**MATERIALS PROVIDED**

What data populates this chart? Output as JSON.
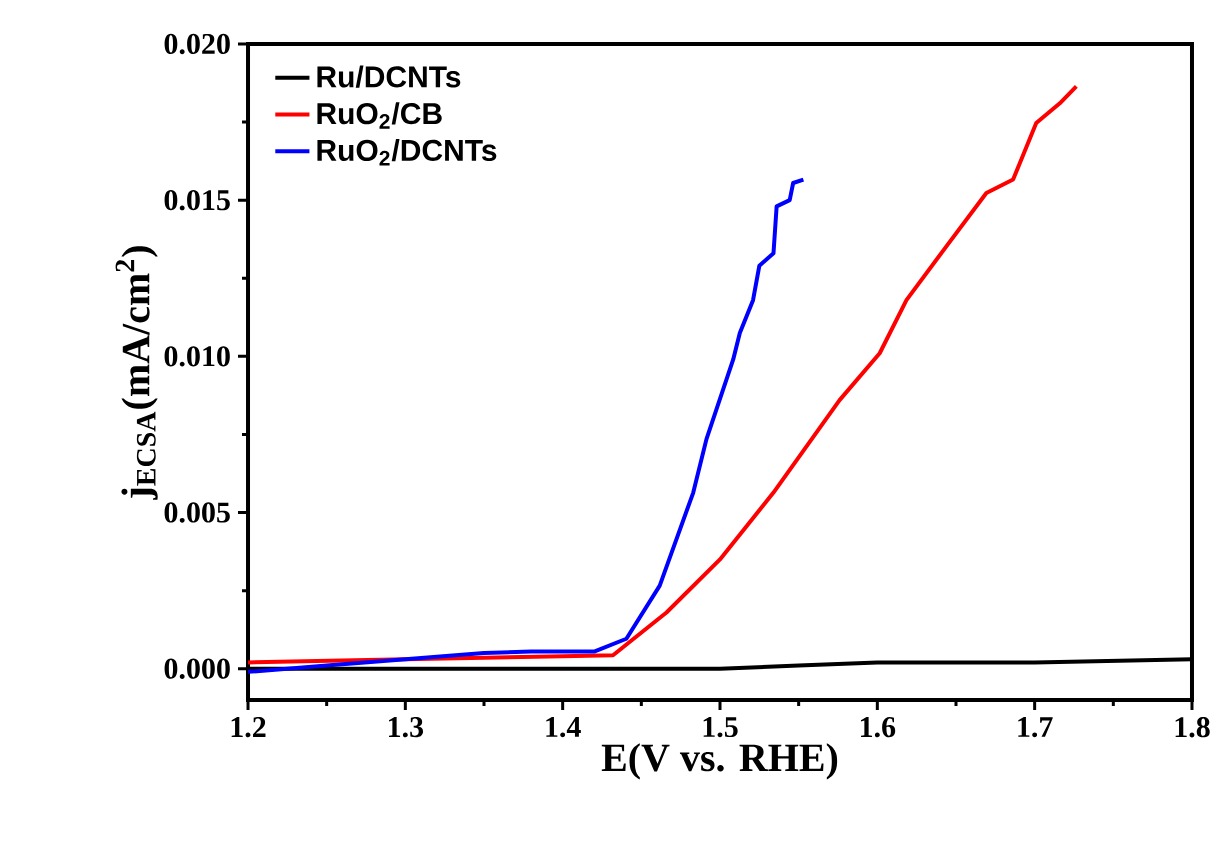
{
  "chart_data": {
    "type": "line",
    "xlabel": "E(V vs. RHE)",
    "ylabel": "j$_{ECSA}$(mA/cm$^{2}$)",
    "xlim": [
      1.2,
      1.8
    ],
    "ylim": [
      -0.001,
      0.02
    ],
    "xticks": [
      {
        "value": 1.2,
        "label": "1.2"
      },
      {
        "value": 1.3,
        "label": "1.3"
      },
      {
        "value": 1.4,
        "label": "1.4"
      },
      {
        "value": 1.5,
        "label": "1.5"
      },
      {
        "value": 1.6,
        "label": "1.6"
      },
      {
        "value": 1.7,
        "label": "1.7"
      },
      {
        "value": 1.8,
        "label": "1.8"
      }
    ],
    "yticks": [
      {
        "value": 0,
        "label": "0.000"
      },
      {
        "value": 0.005,
        "label": "0.005"
      },
      {
        "value": 0.01,
        "label": "0.010"
      },
      {
        "value": 0.015,
        "label": "0.015"
      },
      {
        "value": 0.02,
        "label": "0.020"
      }
    ],
    "legend": "top left",
    "grid": false,
    "marker": "none",
    "line_style": "solid",
    "series": [
      {
        "name": "Ru/DCNTs",
        "color": "#000000",
        "x": [
          1.2,
          1.3,
          1.4,
          1.5,
          1.55,
          1.6,
          1.7,
          1.8
        ],
        "values": [
          0.0,
          0.0,
          0.0,
          0.0,
          0.0001,
          0.0002,
          0.0002,
          0.0003
        ]
      },
      {
        "name": "RuO$_{2}$/CB",
        "color": "#ff0000",
        "x": [
          1.2,
          1.3,
          1.4,
          1.432,
          1.466,
          1.5,
          1.534,
          1.576,
          1.6015,
          1.6185,
          1.644,
          1.6693,
          1.6863,
          1.701,
          1.716,
          1.7265
        ],
        "values": [
          0.0002,
          0.0003,
          0.0004,
          0.00043,
          0.0018,
          0.0035,
          0.00564,
          0.0086,
          0.0101,
          0.0118,
          0.01353,
          0.01523,
          0.01566,
          0.01747,
          0.0181,
          0.01864
        ]
      },
      {
        "name": "RuO$_{2}$/DCNTs",
        "color": "#0000ff",
        "x": [
          1.2,
          1.25,
          1.3,
          1.35,
          1.38,
          1.42,
          1.4405,
          1.4617,
          1.483,
          1.4914,
          1.5084,
          1.5126,
          1.521,
          1.525,
          1.534,
          1.536,
          1.5443,
          1.5465,
          1.553
        ],
        "values": [
          -0.0001,
          0.0001,
          0.0003,
          0.0005,
          0.00055,
          0.00055,
          0.00096,
          0.00266,
          0.00564,
          0.00735,
          0.0099,
          0.01075,
          0.0118,
          0.0129,
          0.0133,
          0.0148,
          0.015,
          0.01555,
          0.01566
        ]
      }
    ]
  }
}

**TO DO**
Copy every record above exactly as written, but leave out the pictures.

**FULL SOLUTION**
What data populates this chart? Output as JSON.
{
  "chart_data": {
    "type": "line",
    "xlabel": "E(V vs. RHE)",
    "ylabel": "j$_{ECSA}$(mA/cm$^{2}$)",
    "xlim": [
      1.2,
      1.8
    ],
    "ylim": [
      -0.001,
      0.02
    ],
    "xticks": [
      {
        "value": 1.2,
        "label": "1.2"
      },
      {
        "value": 1.3,
        "label": "1.3"
      },
      {
        "value": 1.4,
        "label": "1.4"
      },
      {
        "value": 1.5,
        "label": "1.5"
      },
      {
        "value": 1.6,
        "label": "1.6"
      },
      {
        "value": 1.7,
        "label": "1.7"
      },
      {
        "value": 1.8,
        "label": "1.8"
      }
    ],
    "yticks": [
      {
        "value": 0,
        "label": "0.000"
      },
      {
        "value": 0.005,
        "label": "0.005"
      },
      {
        "value": 0.01,
        "label": "0.010"
      },
      {
        "value": 0.015,
        "label": "0.015"
      },
      {
        "value": 0.02,
        "label": "0.020"
      }
    ],
    "legend": "top left",
    "grid": false,
    "marker": "none",
    "line_style": "solid",
    "series": [
      {
        "name": "Ru/DCNTs",
        "color": "#000000",
        "x": [
          1.2,
          1.3,
          1.4,
          1.5,
          1.55,
          1.6,
          1.7,
          1.8
        ],
        "values": [
          0.0,
          0.0,
          0.0,
          0.0,
          0.0001,
          0.0002,
          0.0002,
          0.0003
        ]
      },
      {
        "name": "RuO$_{2}$/CB",
        "color": "#ff0000",
        "x": [
          1.2,
          1.3,
          1.4,
          1.432,
          1.466,
          1.5,
          1.534,
          1.576,
          1.6015,
          1.6185,
          1.644,
          1.6693,
          1.6863,
          1.701,
          1.716,
          1.7265
        ],
        "values": [
          0.0002,
          0.0003,
          0.0004,
          0.00043,
          0.0018,
          0.0035,
          0.00564,
          0.0086,
          0.0101,
          0.0118,
          0.01353,
          0.01523,
          0.01566,
          0.01747,
          0.0181,
          0.01864
        ]
      },
      {
        "name": "RuO$_{2}$/DCNTs",
        "color": "#0000ff",
        "x": [
          1.2,
          1.25,
          1.3,
          1.35,
          1.38,
          1.42,
          1.4405,
          1.4617,
          1.483,
          1.4914,
          1.5084,
          1.5126,
          1.521,
          1.525,
          1.534,
          1.536,
          1.5443,
          1.5465,
          1.553
        ],
        "values": [
          -0.0001,
          0.0001,
          0.0003,
          0.0005,
          0.00055,
          0.00055,
          0.00096,
          0.00266,
          0.00564,
          0.00735,
          0.0099,
          0.01075,
          0.0118,
          0.0129,
          0.0133,
          0.0148,
          0.015,
          0.01555,
          0.01566
        ]
      }
    ]
  }
}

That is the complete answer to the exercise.